Exercise input ->
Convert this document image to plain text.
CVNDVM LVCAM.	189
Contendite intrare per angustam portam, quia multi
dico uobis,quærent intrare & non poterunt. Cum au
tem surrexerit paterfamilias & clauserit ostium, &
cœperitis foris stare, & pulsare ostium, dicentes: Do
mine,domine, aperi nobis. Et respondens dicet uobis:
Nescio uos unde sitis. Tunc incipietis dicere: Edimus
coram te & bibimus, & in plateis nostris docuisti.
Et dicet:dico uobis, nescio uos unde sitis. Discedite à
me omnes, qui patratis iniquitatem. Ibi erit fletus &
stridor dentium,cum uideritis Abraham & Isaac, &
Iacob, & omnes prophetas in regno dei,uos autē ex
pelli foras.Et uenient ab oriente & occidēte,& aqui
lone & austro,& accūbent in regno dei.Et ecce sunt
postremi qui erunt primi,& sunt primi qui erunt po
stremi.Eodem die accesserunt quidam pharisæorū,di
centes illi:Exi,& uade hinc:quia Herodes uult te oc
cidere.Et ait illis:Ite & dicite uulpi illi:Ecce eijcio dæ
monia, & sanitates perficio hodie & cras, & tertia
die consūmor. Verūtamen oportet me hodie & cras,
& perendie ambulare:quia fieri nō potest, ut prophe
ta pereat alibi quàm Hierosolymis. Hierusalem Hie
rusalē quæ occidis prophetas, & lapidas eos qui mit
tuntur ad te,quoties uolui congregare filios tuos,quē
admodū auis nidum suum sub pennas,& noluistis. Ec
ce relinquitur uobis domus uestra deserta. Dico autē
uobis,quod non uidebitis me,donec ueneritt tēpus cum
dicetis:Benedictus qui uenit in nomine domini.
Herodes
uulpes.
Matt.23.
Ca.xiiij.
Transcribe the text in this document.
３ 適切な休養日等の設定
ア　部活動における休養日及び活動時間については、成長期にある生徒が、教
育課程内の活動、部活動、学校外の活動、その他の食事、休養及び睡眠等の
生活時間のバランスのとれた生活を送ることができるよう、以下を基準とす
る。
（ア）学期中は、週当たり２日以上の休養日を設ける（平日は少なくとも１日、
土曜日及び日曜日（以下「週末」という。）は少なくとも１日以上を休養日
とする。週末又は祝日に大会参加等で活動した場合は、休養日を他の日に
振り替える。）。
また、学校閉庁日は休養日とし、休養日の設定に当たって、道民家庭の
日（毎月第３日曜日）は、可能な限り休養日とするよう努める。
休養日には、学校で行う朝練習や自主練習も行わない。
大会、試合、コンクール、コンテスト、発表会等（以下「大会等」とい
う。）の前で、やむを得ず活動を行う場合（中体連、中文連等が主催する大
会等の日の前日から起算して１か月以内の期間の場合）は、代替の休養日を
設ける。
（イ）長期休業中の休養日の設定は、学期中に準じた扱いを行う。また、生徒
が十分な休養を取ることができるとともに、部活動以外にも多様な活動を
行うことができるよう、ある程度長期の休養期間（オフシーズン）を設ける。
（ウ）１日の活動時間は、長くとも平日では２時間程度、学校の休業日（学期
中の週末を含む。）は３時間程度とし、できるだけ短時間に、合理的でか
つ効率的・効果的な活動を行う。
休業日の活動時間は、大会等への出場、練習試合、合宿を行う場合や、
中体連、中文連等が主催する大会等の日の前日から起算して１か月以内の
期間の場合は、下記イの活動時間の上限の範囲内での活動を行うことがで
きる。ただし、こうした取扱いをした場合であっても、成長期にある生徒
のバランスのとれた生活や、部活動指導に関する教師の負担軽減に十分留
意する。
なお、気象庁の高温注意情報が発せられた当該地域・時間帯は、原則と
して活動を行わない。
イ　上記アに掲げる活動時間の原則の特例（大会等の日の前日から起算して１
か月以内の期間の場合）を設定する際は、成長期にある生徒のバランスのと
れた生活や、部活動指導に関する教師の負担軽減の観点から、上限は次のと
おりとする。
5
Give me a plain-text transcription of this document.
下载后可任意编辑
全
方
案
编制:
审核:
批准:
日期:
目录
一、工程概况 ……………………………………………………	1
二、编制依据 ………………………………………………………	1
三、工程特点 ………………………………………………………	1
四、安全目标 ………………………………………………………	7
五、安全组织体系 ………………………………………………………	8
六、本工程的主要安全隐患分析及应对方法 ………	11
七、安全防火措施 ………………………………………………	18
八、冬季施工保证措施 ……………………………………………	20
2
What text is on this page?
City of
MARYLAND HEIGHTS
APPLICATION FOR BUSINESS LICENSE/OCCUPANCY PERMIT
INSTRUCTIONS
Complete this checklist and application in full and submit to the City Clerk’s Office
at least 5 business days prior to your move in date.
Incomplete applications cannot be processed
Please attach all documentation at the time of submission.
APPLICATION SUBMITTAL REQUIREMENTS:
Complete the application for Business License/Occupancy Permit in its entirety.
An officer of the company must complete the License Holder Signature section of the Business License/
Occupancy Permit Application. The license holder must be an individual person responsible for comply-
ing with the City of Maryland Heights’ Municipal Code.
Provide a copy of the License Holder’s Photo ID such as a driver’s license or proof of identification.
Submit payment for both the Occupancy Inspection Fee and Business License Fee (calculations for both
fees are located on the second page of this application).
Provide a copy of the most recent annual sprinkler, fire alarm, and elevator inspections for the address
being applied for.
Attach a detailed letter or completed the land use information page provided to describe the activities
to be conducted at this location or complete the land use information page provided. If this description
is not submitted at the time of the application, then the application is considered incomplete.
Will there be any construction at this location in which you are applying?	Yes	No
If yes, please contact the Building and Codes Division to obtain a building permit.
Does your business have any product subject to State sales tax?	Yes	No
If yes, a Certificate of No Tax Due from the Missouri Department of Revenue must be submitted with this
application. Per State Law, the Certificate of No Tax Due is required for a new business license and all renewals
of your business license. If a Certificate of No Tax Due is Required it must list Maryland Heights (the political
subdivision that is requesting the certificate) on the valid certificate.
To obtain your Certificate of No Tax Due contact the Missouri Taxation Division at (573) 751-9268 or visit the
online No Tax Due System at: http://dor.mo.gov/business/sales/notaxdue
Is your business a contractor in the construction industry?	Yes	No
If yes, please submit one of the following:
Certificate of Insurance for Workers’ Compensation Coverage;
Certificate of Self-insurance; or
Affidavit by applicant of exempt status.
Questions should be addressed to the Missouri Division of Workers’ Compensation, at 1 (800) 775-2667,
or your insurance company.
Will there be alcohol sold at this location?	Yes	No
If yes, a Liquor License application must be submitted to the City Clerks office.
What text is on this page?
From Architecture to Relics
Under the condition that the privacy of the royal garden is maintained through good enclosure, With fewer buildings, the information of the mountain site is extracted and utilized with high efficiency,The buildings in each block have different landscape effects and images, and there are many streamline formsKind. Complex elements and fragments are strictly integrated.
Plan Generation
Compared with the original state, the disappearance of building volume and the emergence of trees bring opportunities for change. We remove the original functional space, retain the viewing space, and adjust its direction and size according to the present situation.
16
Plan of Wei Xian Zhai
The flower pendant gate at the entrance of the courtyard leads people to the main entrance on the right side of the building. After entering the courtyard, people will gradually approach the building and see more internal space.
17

Directions for this task -> Show the data once more, exactly as it was written.

Exercise response ->
Convert this document image to plain text.
CVNDVM LVCAM.	189
Contendite intrare per angustam portam, quia multi
dico uobis,quærent intrare & non poterunt. Cum au
tem surrexerit paterfamilias & clauserit ostium, &
cœperitis foris stare, & pulsare ostium, dicentes: Do
mine,domine, aperi nobis. Et respondens dicet uobis:
Nescio uos unde sitis. Tunc incipietis dicere: Edimus
coram te & bibimus, & in plateis nostris docuisti.
Et dicet:dico uobis, nescio uos unde sitis. Discedite à
me omnes, qui patratis iniquitatem. Ibi erit fletus &
stridor dentium,cum uideritis Abraham & Isaac, &
Iacob, & omnes prophetas in regno dei,uos autē ex
pelli foras.Et uenient ab oriente & occidēte,& aqui
lone & austro,& accūbent in regno dei.Et ecce sunt
postremi qui erunt primi,& sunt primi qui erunt po
stremi.Eodem die accesserunt quidam pharisæorū,di
centes illi:Exi,& uade hinc:quia Herodes uult te oc
cidere.Et ait illis:Ite & dicite uulpi illi:Ecce eijcio dæ
monia, & sanitates perficio hodie & cras, & tertia
die consūmor. Verūtamen oportet me hodie & cras,
& perendie ambulare:quia fieri nō potest, ut prophe
ta pereat alibi quàm Hierosolymis. Hierusalem Hie
rusalē quæ occidis prophetas, & lapidas eos qui mit
tuntur ad te,quoties uolui congregare filios tuos,quē
admodū auis nidum suum sub pennas,& noluistis. Ec
ce relinquitur uobis domus uestra deserta. Dico autē
uobis,quod non uidebitis me,donec ueneritt tēpus cum
dicetis:Benedictus qui uenit in nomine domini.
Herodes
uulpes.
Matt.23.
Ca.xiiij.
Transcribe the text in this document.
３ 適切な休養日等の設定
ア　部活動における休養日及び活動時間については、成長期にある生徒が、教
育課程内の活動、部活動、学校外の活動、その他の食事、休養及び睡眠等の
生活時間のバランスのとれた生活を送ることができるよう、以下を基準とす
る。
（ア）学期中は、週当たり２日以上の休養日を設ける（平日は少なくとも１日、
土曜日及び日曜日（以下「週末」という。）は少なくとも１日以上を休養日
とする。週末又は祝日に大会参加等で活動した場合は、休養日を他の日に
振り替える。）。
また、学校閉庁日は休養日とし、休養日の設定に当たって、道民家庭の
日（毎月第３日曜日）は、可能な限り休養日とするよう努める。
休養日には、学校で行う朝練習や自主練習も行わない。
大会、試合、コンクール、コンテスト、発表会等（以下「大会等」とい
う。）の前で、やむを得ず活動を行う場合（中体連、中文連等が主催する大
会等の日の前日から起算して１か月以内の期間の場合）は、代替の休養日を
設ける。
（イ）長期休業中の休養日の設定は、学期中に準じた扱いを行う。また、生徒
が十分な休養を取ることができるとともに、部活動以外にも多様な活動を
行うことができるよう、ある程度長期の休養期間（オフシーズン）を設ける。
（ウ）１日の活動時間は、長くとも平日では２時間程度、学校の休業日（学期
中の週末を含む。）は３時間程度とし、できるだけ短時間に、合理的でか
つ効率的・効果的な活動を行う。
休業日の活動時間は、大会等への出場、練習試合、合宿を行う場合や、
中体連、中文連等が主催する大会等の日の前日から起算して１か月以内の
期間の場合は、下記イの活動時間の上限の範囲内での活動を行うことがで
きる。ただし、こうした取扱いをした場合であっても、成長期にある生徒
のバランスのとれた生活や、部活動指導に関する教師の負担軽減に十分留
意する。
なお、気象庁の高温注意情報が発せられた当該地域・時間帯は、原則と
して活動を行わない。
イ　上記アに掲げる活動時間の原則の特例（大会等の日の前日から起算して１
か月以内の期間の場合）を設定する際は、成長期にある生徒のバランスのと
れた生活や、部活動指導に関する教師の負担軽減の観点から、上限は次のと
おりとする。
5
Give me a plain-text transcription of this document.
下载后可任意编辑
全
方
案
编制:
审核:
批准:
日期:
目录
一、工程概况 ……………………………………………………	1
二、编制依据 ………………………………………………………	1
三、工程特点 ………………………………………………………	1
四、安全目标 ………………………………………………………	7
五、安全组织体系 ………………………………………………………	8
六、本工程的主要安全隐患分析及应对方法 ………	11
七、安全防火措施 ………………………………………………	18
八、冬季施工保证措施 ……………………………………………	20
2
What text is on this page?
City of
MARYLAND HEIGHTS
APPLICATION FOR BUSINESS LICENSE/OCCUPANCY PERMIT
INSTRUCTIONS
Complete this checklist and application in full and submit to the City Clerk’s Office
at least 5 business days prior to your move in date.
Incomplete applications cannot be processed
Please attach all documentation at the time of submission.
APPLICATION SUBMITTAL REQUIREMENTS:
Complete the application for Business License/Occupancy Permit in its entirety.
An officer of the company must complete the License Holder Signature section of the Business License/
Occupancy Permit Application. The license holder must be an individual person responsible for comply-
ing with the City of Maryland Heights’ Municipal Code.
Provide a copy of the License Holder’s Photo ID such as a driver’s license or proof of identification.
Submit payment for both the Occupancy Inspection Fee and Business License Fee (calculations for both
fees are located on the second page of this application).
Provide a copy of the most recent annual sprinkler, fire alarm, and elevator inspections for the address
being applied for.
Attach a detailed letter or completed the land use information page provided to describe the activities
to be conducted at this location or complete the land use information page provided. If this description
is not submitted at the time of the application, then the application is considered incomplete.
Will there be any construction at this location in which you are applying?	Yes	No
If yes, please contact the Building and Codes Division to obtain a building permit.
Does your business have any product subject to State sales tax?	Yes	No
If yes, a Certificate of No Tax Due from the Missouri Department of Revenue must be submitted with this
application. Per State Law, the Certificate of No Tax Due is required for a new business license and all renewals
of your business license. If a Certificate of No Tax Due is Required it must list Maryland Heights (the political
subdivision that is requesting the certificate) on the valid certificate.
To obtain your Certificate of No Tax Due contact the Missouri Taxation Division at (573) 751-9268 or visit the
online No Tax Due System at: http://dor.mo.gov/business/sales/notaxdue
Is your business a contractor in the construction industry?	Yes	No
If yes, please submit one of the following:
Certificate of Insurance for Workers’ Compensation Coverage;
Certificate of Self-insurance; or
Affidavit by applicant of exempt status.
Questions should be addressed to the Missouri Division of Workers’ Compensation, at 1 (800) 775-2667,
or your insurance company.
Will there be alcohol sold at this location?	Yes	No
If yes, a Liquor License application must be submitted to the City Clerks office.
What text is on this page?
From Architecture to Relics
Under the condition that the privacy of the royal garden is maintained through good enclosure, With fewer buildings, the information of the mountain site is extracted and utilized with high efficiency,The buildings in each block have different landscape effects and images, and there are many streamline formsKind. Complex elements and fragments are strictly integrated.
Plan Generation
Compared with the original state, the disappearance of building volume and the emergence of trees bring opportunities for change. We remove the original functional space, retain the viewing space, and adjust its direction and size according to the present situation.
16
Plan of Wei Xian Zhai
The flower pendant gate at the entrance of the courtyard leads people to the main entrance on the right side of the building. After entering the courtyard, people will gradually approach the building and see more internal space.
17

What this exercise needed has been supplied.